■ **Task requirements**: Print the data that follows exactly.

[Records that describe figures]
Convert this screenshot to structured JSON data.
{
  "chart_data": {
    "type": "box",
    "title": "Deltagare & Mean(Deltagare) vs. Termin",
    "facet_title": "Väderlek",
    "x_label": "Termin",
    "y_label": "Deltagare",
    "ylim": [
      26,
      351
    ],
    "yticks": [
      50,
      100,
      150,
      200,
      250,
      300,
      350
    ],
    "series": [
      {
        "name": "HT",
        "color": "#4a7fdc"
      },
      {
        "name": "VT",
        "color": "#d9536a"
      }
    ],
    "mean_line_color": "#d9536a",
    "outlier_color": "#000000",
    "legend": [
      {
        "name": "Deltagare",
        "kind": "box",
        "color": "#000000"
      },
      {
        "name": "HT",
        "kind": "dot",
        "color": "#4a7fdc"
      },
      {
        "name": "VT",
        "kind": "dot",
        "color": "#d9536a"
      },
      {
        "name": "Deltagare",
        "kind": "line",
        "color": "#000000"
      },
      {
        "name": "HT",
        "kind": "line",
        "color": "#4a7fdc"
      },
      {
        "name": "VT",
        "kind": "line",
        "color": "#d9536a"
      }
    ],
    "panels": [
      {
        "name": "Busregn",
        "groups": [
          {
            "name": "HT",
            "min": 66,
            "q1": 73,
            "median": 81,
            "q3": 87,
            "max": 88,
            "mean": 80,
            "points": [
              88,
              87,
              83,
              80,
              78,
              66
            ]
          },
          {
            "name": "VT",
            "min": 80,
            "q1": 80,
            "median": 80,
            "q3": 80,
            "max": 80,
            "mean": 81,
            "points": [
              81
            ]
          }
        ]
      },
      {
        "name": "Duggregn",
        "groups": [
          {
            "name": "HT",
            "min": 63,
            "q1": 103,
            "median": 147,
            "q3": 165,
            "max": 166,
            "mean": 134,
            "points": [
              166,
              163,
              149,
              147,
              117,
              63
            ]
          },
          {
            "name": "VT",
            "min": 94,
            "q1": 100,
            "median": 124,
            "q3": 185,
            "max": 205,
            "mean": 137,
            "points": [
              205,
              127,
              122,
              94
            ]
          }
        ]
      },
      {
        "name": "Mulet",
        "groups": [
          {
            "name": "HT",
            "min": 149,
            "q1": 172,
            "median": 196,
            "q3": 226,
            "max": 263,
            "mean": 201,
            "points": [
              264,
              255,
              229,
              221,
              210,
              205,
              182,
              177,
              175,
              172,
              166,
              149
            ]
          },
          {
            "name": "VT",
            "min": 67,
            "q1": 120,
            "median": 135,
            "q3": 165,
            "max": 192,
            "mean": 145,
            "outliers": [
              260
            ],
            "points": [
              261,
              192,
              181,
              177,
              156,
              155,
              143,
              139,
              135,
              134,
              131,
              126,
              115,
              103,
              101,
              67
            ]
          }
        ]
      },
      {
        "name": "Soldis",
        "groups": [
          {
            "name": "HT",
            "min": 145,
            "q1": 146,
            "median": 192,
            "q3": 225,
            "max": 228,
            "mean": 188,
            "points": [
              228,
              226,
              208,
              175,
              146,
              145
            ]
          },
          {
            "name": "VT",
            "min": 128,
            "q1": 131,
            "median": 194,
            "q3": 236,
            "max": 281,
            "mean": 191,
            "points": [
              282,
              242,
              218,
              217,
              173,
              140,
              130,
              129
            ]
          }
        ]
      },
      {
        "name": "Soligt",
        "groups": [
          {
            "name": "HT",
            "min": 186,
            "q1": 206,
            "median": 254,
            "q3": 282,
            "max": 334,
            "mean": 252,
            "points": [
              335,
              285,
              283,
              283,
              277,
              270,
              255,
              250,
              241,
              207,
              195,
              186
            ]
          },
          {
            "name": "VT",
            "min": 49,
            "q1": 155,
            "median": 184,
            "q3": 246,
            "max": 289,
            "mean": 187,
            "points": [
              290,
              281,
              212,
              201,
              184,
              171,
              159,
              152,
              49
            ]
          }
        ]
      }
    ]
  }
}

■ **Response to the exercise**:
Convert this screenshot to structured JSON data.
{
  "chart_data": {
    "type": "box",
    "title": "Deltagare & Mean(Deltagare) vs. Termin",
    "facet_title": "Väderlek",
    "x_label": "Termin",
    "y_label": "Deltagare",
    "ylim": [
      26,
      351
    ],
    "yticks": [
      50,
      100,
      150,
      200,
      250,
      300,
      350
    ],
    "series": [
      {
        "name": "HT",
        "color": "#4a7fdc"
      },
      {
        "name": "VT",
        "color": "#d9536a"
      }
    ],
    "mean_line_color": "#d9536a",
    "outlier_color": "#000000",
    "legend": [
      {
        "name": "Deltagare",
        "kind": "box",
        "color": "#000000"
      },
      {
        "name": "HT",
        "kind": "dot",
        "color": "#4a7fdc"
      },
      {
        "name": "VT",
        "kind": "dot",
        "color": "#d9536a"
      },
      {
        "name": "Deltagare",
        "kind": "line",
        "color": "#000000"
      },
      {
        "name": "HT",
        "kind": "line",
        "color": "#4a7fdc"
      },
      {
        "name": "VT",
        "kind": "line",
        "color": "#d9536a"
      }
    ],
    "panels": [
      {
        "name": "Busregn",
        "groups": [
          {
            "name": "HT",
            "min": 66,
            "q1": 73,
            "median": 81,
            "q3": 87,
            "max": 88,
            "mean": 80,
            "points": [
              88,
              87,
              83,
              80,
              78,
              66
            ]
          },
          {
            "name": "VT",
            "min": 80,
            "q1": 80,
            "median": 80,
            "q3": 80,
            "max": 80,
            "mean": 81,
            "points": [
              81
            ]
          }
        ]
      },
      {
        "name": "Duggregn",
        "groups": [
          {
            "name": "HT",
            "min": 63,
            "q1": 103,
            "median": 147,
            "q3": 165,
            "max": 166,
            "mean": 134,
            "points": [
              166,
              163,
              149,
              147,
              117,
              63
            ]
          },
          {
            "name": "VT",
            "min": 94,
            "q1": 100,
            "median": 124,
            "q3": 185,
            "max": 205,
            "mean": 137,
            "points": [
              205,
              127,
              122,
              94
            ]
          }
        ]
      },
      {
        "name": "Mulet",
        "groups": [
          {
            "name": "HT",
            "min": 149,
            "q1": 172,
            "median": 196,
            "q3": 226,
            "max": 263,
            "mean": 201,
            "points": [
              264,
              255,
              229,
              221,
              210,
              205,
              182,
              177,
              175,
              172,
              166,
              149
            ]
          },
          {
            "name": "VT",
            "min": 67,
            "q1": 120,
            "median": 135,
            "q3": 165,
            "max": 192,
            "mean": 145,
            "outliers": [
              260
            ],
            "points": [
              261,
              192,
              181,
              177,
              156,
              155,
              143,
              139,
              135,
              134,
              131,
              126,
              115,
              103,
              101,
              67
            ]
          }
        ]
      },
      {
        "name": "Soldis",
        "groups": [
          {
            "name": "HT",
            "min": 145,
            "q1": 146,
            "median": 192,
            "q3": 225,
            "max": 228,
            "mean": 188,
            "points": [
              228,
              226,
              208,
              175,
              146,
              145
            ]
          },
          {
            "name": "VT",
            "min": 128,
            "q1": 131,
            "median": 194,
            "q3": 236,
            "max": 281,
            "mean": 191,
            "points": [
              282,
              242,
              218,
              217,
              173,
              140,
              130,
              129
            ]
          }
        ]
      },
      {
        "name": "Soligt",
        "groups": [
          {
            "name": "HT",
            "min": 186,
            "q1": 206,
            "median": 254,
            "q3": 282,
            "max": 334,
            "mean": 252,
            "points": [
              335,
              285,
              283,
              283,
              277,
              270,
              255,
              250,
              241,
              207,
              195,
              186
            ]
          },
          {
            "name": "VT",
            "min": 49,
            "q1": 155,
            "median": 184,
            "q3": 246,
            "max": 289,
            "mean": 187,
            "points": [
              290,
              281,
              212,
              201,
              184,
              171,
              159,
              152,
              49
            ]
          }
        ]
      }
    ]
  }
}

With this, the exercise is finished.